> [Stated exercise] Determine how many lines in the entries below include "xlabel". The reply should be that number and nothing else.

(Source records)

[START]

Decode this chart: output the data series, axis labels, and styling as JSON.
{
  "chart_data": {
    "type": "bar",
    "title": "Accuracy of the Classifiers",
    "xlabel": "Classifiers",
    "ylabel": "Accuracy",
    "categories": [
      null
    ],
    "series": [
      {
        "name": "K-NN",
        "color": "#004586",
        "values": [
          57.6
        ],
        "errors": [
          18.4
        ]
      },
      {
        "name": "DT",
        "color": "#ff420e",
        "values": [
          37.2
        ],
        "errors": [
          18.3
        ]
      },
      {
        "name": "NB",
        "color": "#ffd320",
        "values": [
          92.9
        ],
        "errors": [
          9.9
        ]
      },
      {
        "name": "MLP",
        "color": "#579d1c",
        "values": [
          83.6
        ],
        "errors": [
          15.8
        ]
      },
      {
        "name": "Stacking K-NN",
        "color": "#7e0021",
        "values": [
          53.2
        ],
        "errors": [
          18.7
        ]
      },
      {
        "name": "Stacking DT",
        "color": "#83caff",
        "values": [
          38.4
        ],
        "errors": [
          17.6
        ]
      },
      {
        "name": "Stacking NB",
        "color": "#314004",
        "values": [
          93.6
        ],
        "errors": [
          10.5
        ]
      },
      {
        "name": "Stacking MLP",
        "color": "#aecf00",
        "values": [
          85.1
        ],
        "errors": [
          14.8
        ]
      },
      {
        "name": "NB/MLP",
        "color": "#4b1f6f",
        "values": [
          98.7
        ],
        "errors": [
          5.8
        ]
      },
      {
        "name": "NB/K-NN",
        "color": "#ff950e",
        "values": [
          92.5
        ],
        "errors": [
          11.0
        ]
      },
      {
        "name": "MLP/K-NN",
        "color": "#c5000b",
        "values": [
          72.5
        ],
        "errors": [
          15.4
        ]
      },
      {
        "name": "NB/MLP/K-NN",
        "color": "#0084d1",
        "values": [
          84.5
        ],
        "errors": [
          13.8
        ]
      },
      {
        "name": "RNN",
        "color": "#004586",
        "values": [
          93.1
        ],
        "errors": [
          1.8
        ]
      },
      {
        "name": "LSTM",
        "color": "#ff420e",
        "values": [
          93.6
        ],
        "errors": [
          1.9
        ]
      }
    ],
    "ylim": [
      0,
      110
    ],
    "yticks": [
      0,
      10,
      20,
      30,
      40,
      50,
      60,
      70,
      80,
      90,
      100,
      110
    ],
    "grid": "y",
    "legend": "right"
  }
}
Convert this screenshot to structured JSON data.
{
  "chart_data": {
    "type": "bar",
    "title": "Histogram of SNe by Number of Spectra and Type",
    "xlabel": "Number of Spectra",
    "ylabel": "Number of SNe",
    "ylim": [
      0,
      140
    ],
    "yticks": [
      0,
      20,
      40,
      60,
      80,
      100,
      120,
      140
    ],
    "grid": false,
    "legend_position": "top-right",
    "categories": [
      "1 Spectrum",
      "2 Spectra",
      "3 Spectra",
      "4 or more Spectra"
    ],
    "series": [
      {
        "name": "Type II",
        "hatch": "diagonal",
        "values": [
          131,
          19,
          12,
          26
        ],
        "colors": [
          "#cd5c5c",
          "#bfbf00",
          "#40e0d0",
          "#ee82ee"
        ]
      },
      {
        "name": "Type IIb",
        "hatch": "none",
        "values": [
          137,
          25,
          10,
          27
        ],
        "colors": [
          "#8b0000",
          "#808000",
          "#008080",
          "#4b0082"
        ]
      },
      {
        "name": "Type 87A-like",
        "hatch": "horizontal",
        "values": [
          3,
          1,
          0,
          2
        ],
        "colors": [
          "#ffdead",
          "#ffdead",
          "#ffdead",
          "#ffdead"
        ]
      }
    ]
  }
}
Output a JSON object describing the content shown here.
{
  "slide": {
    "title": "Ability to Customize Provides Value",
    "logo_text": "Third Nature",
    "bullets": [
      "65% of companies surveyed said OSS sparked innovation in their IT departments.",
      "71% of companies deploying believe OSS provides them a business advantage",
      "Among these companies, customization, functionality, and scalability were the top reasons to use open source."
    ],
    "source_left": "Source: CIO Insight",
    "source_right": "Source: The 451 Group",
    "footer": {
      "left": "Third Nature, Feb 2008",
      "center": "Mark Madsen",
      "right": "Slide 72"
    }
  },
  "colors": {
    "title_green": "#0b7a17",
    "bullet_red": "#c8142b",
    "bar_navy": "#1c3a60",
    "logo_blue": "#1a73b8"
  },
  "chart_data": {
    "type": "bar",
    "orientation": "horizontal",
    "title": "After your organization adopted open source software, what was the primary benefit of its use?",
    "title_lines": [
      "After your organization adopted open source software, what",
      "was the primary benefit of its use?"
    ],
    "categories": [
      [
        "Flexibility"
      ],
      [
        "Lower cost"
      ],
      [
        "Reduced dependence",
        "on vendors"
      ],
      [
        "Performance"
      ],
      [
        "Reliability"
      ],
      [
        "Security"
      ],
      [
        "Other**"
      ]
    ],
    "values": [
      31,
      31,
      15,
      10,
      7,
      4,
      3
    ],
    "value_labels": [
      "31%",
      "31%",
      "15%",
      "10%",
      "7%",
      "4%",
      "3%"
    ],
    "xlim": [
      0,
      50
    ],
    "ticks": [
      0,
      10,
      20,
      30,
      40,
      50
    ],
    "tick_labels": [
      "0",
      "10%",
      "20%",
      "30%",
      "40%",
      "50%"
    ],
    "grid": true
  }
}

[END]

> [Response] 2